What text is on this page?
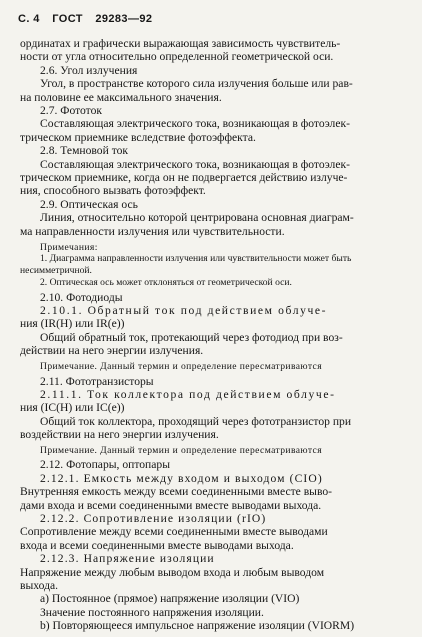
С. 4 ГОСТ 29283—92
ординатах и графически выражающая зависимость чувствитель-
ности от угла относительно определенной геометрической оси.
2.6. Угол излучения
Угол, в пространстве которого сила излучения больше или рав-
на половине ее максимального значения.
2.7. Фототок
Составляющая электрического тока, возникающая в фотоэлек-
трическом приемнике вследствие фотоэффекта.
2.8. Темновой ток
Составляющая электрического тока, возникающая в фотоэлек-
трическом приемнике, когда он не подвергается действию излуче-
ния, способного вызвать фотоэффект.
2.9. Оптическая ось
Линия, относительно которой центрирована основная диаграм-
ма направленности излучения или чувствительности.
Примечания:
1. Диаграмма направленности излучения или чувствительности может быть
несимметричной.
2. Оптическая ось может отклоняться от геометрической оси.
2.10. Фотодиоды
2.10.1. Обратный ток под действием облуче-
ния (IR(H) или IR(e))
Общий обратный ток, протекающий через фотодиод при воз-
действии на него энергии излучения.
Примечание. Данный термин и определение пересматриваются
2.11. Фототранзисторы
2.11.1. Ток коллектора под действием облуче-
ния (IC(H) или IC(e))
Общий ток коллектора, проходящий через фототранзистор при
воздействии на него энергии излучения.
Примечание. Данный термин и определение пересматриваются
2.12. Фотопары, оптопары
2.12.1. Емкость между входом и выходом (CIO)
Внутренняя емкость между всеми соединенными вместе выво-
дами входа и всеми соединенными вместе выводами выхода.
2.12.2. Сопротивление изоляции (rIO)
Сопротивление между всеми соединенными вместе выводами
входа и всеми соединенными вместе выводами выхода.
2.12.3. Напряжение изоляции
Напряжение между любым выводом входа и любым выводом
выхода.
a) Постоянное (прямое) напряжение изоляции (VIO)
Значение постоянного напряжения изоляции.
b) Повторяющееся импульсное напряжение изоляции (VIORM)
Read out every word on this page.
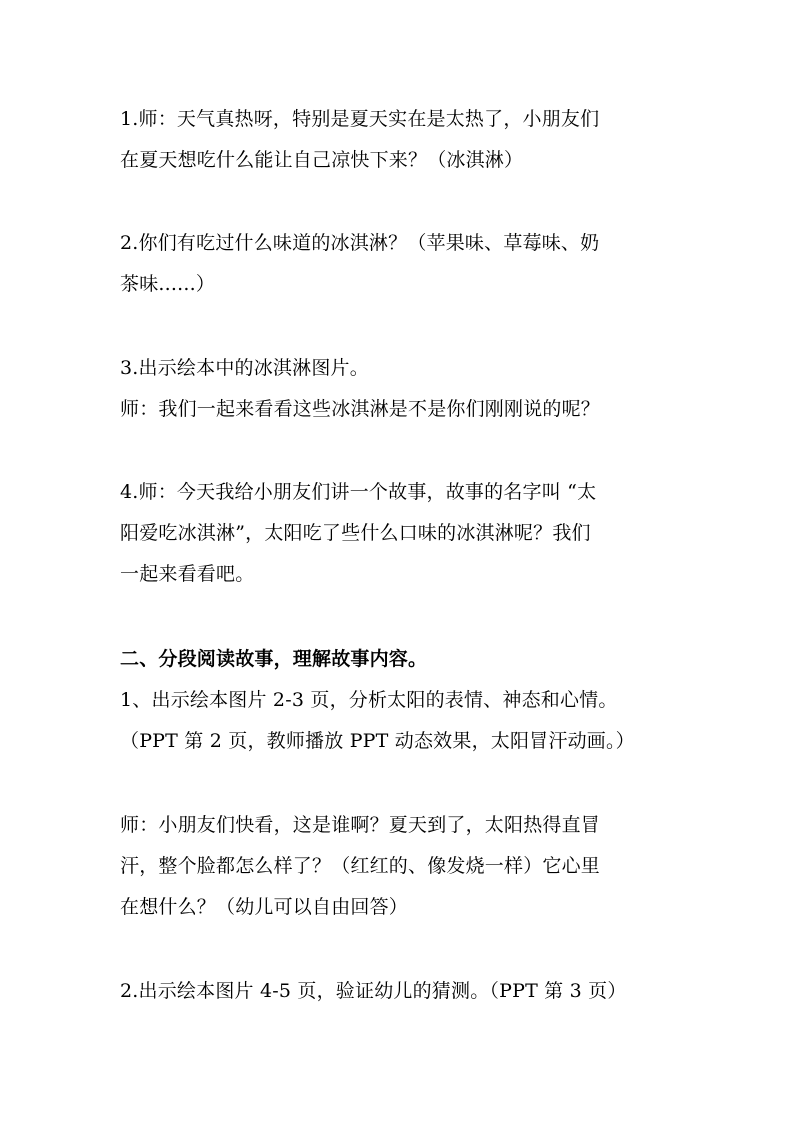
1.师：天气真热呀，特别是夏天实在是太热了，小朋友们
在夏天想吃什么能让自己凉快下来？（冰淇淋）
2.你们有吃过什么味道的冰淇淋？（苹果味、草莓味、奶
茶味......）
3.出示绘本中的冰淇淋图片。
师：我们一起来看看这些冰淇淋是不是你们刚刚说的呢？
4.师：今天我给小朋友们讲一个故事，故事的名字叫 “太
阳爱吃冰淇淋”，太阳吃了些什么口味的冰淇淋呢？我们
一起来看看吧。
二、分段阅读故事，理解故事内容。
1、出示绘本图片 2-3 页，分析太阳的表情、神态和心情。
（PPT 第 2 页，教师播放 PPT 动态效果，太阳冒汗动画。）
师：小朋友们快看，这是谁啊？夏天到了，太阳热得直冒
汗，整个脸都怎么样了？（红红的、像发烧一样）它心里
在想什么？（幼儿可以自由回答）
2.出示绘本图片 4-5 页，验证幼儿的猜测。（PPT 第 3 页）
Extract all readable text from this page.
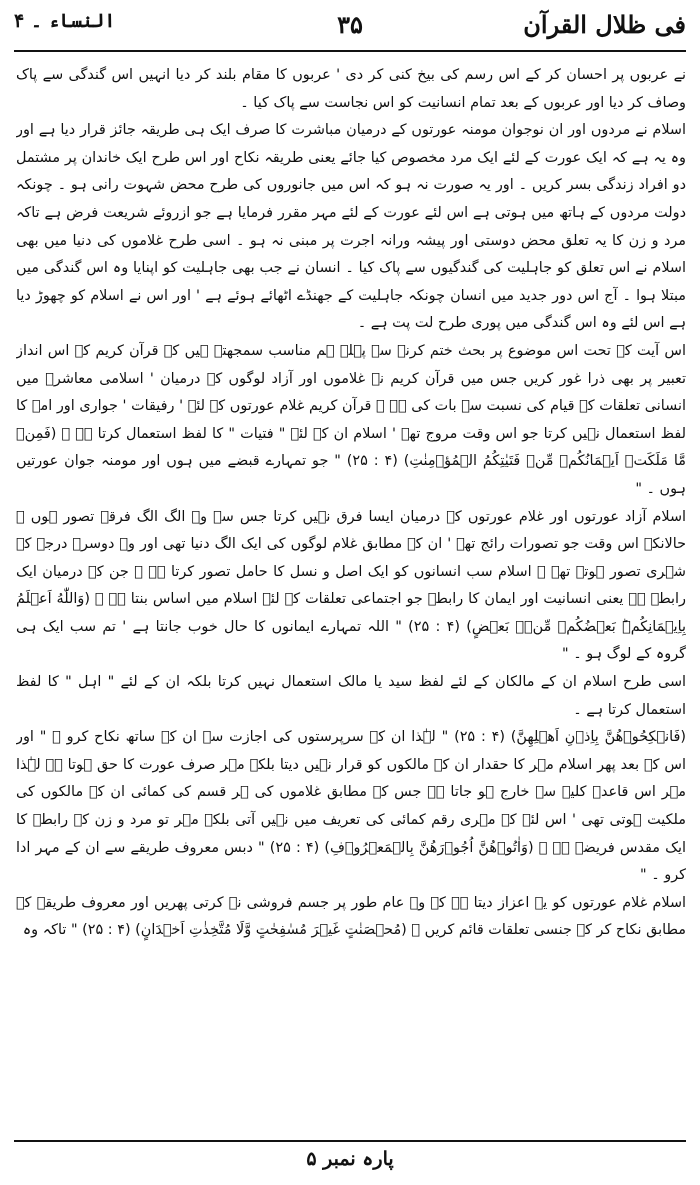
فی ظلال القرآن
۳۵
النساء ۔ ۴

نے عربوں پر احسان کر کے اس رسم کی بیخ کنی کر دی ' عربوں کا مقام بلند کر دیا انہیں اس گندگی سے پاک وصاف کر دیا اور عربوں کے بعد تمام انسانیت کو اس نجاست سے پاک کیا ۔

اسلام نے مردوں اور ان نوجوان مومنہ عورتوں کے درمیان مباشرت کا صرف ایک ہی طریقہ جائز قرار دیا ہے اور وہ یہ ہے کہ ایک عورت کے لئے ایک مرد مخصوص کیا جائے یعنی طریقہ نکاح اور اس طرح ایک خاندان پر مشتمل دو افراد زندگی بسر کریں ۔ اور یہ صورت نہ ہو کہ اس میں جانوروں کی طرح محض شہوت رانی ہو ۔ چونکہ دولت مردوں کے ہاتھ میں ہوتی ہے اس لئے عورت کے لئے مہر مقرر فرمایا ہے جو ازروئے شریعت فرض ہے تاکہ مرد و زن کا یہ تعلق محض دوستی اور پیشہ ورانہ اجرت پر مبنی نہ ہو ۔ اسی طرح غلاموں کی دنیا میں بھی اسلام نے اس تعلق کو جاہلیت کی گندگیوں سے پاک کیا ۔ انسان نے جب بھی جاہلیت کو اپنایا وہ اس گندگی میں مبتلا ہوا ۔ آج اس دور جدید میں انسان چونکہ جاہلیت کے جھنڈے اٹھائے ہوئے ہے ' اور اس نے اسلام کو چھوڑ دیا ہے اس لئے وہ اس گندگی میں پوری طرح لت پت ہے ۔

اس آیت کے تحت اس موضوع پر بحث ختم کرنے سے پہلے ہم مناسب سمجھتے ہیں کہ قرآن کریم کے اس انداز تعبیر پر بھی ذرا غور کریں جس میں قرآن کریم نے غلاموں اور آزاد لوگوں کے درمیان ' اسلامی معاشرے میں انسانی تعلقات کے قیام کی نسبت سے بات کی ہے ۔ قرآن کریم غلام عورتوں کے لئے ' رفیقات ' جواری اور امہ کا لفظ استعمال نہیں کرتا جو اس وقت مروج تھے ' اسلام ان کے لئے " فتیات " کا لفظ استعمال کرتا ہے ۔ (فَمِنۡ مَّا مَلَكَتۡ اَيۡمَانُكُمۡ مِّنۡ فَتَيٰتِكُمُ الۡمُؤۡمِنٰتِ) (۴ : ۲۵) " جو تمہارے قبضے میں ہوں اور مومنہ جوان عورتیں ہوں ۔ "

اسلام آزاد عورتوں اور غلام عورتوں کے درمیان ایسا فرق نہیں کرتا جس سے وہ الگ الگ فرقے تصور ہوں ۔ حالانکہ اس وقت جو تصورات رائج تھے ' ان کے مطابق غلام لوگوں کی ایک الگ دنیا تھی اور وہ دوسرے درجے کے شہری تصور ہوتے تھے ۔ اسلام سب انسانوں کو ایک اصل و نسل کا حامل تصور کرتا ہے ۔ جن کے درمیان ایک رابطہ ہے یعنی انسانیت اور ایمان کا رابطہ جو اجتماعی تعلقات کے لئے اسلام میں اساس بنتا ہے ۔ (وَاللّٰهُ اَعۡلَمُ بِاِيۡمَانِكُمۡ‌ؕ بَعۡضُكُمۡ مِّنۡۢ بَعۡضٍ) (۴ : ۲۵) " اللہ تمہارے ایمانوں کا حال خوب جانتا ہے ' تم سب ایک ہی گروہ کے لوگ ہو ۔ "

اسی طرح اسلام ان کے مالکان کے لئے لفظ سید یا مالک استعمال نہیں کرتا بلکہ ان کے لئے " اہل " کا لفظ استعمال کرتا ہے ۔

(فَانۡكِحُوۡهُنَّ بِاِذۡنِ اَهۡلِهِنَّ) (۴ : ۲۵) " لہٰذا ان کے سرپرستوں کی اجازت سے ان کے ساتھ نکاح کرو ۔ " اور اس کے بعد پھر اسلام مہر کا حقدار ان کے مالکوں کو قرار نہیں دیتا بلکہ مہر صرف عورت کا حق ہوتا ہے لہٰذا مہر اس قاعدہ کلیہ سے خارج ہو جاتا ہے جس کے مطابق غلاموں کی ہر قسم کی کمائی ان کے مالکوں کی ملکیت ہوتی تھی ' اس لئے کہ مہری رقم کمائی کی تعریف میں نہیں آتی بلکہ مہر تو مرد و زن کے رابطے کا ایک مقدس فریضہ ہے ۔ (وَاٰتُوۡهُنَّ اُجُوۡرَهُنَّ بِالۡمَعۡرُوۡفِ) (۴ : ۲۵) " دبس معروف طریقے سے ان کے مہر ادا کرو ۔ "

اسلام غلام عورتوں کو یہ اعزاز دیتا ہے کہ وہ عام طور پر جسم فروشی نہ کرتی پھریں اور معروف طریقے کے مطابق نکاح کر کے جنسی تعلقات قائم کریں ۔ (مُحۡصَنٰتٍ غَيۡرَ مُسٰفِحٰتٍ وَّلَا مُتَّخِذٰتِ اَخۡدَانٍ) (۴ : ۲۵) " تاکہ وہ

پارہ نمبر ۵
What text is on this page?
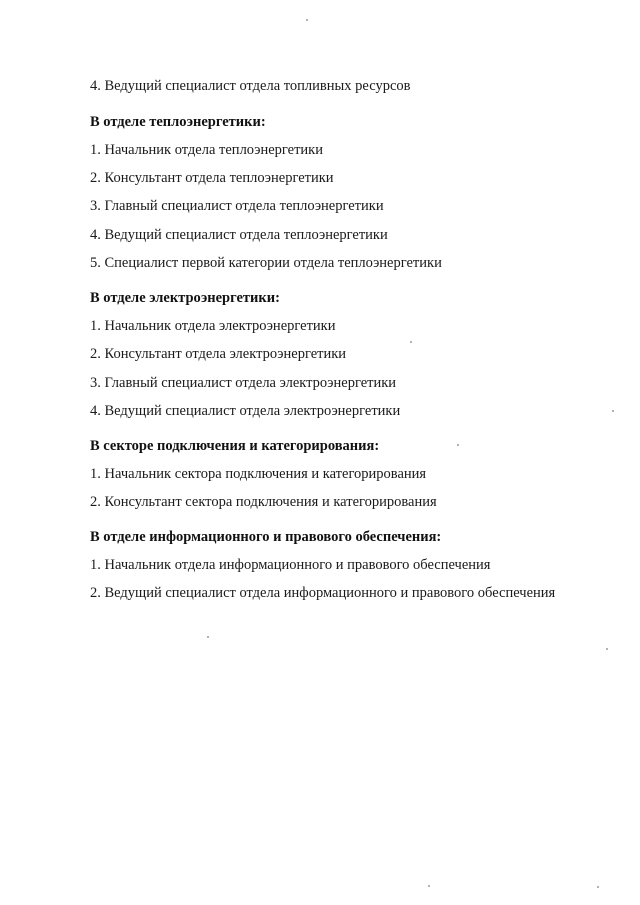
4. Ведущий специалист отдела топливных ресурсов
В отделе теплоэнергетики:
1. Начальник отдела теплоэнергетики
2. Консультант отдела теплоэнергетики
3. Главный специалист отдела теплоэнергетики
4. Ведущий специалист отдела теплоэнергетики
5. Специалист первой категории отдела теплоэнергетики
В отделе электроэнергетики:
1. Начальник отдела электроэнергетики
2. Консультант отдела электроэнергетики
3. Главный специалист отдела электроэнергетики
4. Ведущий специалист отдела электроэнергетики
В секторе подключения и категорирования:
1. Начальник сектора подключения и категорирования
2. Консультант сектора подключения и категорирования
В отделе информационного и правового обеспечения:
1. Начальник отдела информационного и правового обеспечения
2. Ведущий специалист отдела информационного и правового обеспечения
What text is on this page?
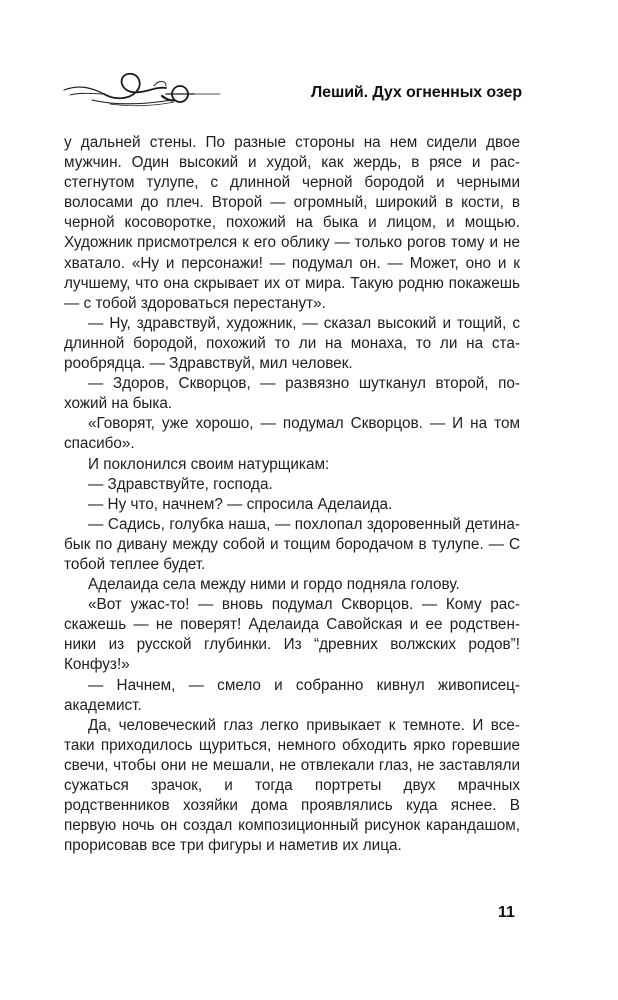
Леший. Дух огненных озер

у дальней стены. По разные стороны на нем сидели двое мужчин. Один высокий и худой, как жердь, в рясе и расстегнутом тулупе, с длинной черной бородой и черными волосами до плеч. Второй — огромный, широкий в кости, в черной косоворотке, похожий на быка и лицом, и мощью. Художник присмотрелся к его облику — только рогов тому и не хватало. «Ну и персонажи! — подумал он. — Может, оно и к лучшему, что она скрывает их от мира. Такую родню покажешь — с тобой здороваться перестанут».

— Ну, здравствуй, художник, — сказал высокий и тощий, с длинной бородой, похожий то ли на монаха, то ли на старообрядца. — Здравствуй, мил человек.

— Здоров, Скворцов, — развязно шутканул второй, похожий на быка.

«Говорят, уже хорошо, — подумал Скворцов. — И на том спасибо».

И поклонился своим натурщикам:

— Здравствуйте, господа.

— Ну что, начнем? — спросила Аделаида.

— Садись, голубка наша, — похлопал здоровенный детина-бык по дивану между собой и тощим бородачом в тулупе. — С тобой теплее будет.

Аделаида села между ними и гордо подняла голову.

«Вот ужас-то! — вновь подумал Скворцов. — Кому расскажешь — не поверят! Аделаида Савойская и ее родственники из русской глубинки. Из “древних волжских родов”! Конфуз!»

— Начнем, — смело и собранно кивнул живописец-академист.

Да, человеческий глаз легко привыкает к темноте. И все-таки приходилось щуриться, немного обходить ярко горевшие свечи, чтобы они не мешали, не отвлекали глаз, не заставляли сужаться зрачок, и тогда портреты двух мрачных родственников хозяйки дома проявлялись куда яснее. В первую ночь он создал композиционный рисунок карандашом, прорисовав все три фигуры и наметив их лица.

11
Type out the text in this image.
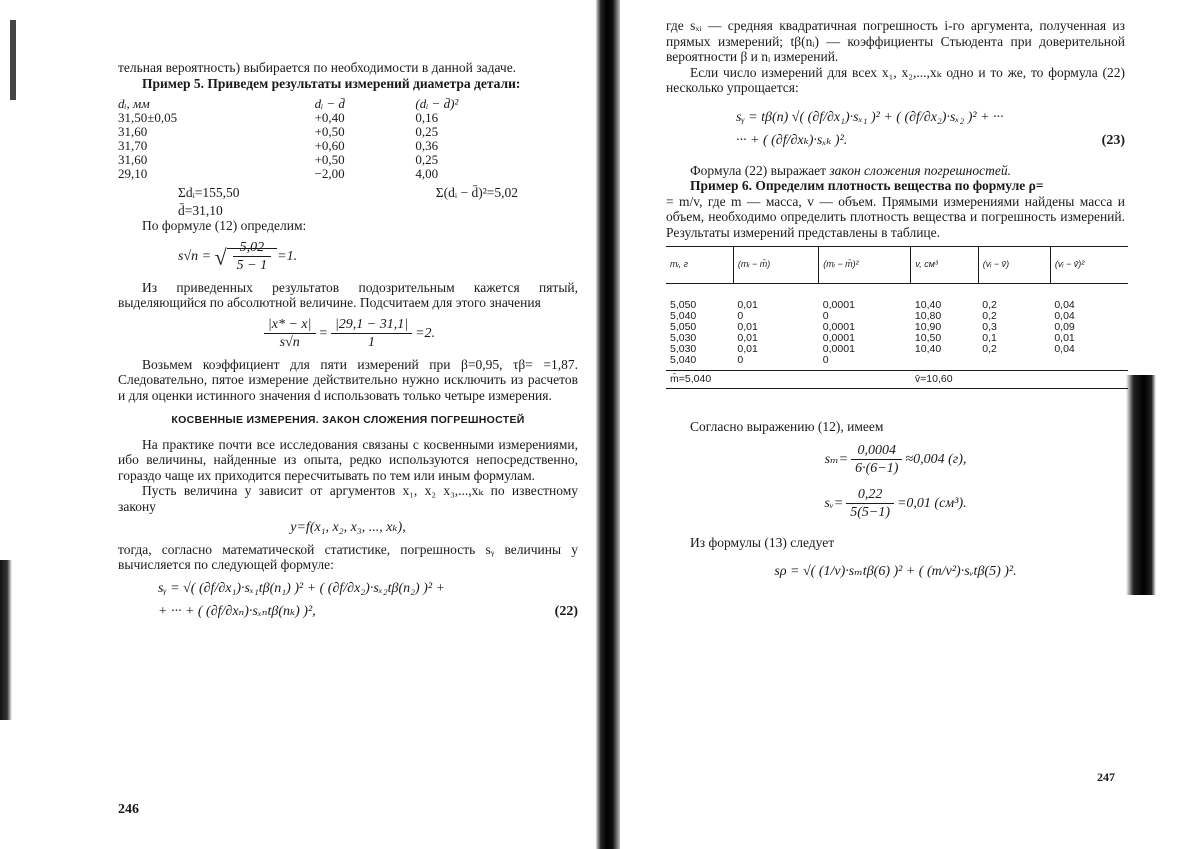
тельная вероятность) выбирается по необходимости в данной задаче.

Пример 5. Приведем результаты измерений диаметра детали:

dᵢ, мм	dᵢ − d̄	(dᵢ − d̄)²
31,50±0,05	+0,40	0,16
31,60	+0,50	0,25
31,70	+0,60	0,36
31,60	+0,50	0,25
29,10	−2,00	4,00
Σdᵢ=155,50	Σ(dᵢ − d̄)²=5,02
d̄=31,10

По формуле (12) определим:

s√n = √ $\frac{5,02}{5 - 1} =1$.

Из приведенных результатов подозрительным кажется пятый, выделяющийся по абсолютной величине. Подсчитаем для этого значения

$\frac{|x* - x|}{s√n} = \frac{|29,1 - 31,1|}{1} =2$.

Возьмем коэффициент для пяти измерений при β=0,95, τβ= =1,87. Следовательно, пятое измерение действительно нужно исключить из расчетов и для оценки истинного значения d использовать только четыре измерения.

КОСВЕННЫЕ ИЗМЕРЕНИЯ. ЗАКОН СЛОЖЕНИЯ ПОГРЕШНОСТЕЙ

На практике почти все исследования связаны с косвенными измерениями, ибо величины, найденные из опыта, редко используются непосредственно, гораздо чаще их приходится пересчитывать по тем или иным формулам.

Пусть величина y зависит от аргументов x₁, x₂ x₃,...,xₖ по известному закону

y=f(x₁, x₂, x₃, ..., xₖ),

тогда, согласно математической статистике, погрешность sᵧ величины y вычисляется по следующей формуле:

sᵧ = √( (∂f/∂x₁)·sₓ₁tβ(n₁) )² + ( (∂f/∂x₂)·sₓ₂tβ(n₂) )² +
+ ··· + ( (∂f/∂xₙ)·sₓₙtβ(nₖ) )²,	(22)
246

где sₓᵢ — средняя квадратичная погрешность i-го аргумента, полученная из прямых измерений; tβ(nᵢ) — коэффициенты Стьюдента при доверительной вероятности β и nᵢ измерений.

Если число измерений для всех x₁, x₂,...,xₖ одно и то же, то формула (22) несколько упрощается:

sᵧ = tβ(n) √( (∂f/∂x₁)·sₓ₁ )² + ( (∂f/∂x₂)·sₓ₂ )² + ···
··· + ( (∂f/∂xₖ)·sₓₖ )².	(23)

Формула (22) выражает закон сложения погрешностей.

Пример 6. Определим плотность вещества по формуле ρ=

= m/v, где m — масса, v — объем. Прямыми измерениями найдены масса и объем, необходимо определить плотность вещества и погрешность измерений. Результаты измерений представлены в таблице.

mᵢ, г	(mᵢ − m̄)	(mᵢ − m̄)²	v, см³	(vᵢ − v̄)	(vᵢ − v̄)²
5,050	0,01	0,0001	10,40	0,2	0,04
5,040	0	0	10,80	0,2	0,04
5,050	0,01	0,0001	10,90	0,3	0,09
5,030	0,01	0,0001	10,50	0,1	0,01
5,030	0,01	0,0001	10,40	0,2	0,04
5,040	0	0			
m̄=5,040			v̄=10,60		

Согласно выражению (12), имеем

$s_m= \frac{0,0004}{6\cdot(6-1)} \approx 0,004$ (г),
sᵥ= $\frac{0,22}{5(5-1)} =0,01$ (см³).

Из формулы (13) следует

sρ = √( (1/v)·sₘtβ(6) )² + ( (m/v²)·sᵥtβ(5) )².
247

----

## WORK TO DO
Give only the number of lines in the records that include the word "Скворцов".

## COMPLETE ANSWER
3